Supplied data:

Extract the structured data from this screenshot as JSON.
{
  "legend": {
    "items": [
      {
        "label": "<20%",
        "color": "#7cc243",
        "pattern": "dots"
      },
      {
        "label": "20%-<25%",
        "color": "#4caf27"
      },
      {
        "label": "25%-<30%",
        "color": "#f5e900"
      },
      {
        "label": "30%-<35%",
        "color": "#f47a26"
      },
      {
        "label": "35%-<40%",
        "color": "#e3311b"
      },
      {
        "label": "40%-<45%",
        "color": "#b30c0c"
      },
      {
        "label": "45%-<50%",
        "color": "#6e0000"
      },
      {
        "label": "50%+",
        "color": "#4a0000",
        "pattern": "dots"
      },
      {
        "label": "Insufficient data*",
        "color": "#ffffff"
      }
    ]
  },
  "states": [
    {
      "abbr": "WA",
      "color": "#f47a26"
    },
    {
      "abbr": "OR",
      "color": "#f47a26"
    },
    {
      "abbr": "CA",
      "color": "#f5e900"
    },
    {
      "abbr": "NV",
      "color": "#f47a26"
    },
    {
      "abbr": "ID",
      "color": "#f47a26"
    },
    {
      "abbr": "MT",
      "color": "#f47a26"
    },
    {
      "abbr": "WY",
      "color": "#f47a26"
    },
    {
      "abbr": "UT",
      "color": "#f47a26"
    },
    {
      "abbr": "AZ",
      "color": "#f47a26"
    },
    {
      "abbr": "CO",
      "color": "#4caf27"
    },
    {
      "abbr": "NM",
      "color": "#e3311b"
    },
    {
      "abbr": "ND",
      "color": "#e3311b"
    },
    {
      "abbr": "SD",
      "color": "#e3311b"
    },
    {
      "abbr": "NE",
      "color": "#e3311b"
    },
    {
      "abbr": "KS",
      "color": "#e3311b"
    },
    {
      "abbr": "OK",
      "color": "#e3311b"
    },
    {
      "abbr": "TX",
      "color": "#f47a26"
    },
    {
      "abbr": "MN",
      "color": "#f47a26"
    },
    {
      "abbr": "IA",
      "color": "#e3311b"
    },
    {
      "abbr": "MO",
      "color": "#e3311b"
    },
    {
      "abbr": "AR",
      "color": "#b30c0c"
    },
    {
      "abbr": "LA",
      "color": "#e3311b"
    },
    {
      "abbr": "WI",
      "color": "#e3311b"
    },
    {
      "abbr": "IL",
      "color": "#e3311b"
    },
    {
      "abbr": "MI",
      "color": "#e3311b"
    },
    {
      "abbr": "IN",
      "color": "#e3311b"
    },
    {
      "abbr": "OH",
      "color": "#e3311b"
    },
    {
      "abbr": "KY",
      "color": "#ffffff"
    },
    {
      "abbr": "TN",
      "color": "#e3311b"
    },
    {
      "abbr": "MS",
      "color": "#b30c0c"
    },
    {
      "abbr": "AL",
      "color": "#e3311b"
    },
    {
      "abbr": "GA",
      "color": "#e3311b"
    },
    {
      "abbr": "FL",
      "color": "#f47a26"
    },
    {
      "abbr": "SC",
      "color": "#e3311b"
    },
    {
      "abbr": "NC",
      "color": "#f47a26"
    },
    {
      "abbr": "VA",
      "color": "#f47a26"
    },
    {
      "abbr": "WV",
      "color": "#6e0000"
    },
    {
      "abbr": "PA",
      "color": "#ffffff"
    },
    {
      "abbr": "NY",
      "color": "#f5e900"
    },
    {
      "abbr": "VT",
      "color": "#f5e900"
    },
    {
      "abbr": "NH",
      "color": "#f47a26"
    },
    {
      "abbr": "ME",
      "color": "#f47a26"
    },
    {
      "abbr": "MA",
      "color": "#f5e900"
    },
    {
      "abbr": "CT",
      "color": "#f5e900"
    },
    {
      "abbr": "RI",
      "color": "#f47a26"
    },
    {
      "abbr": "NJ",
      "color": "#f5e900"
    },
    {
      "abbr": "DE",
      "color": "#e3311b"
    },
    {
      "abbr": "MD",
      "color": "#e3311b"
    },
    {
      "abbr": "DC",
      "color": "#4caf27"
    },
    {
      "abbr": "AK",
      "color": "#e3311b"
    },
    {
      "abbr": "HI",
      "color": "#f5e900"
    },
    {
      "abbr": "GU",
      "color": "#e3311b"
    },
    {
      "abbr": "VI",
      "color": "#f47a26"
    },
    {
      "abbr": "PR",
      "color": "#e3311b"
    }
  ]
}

To be done:
Pull out each line holding the string "label".

Full output:
        "label": "<20%",
        "label": "20%-<25%",
        "label": "25%-<30%",
        "label": "30%-<35%",
        "label": "35%-<40%",
        "label": "40%-<45%",
        "label": "45%-<50%",
        "label": "50%+",
        "label": "Insufficient data*",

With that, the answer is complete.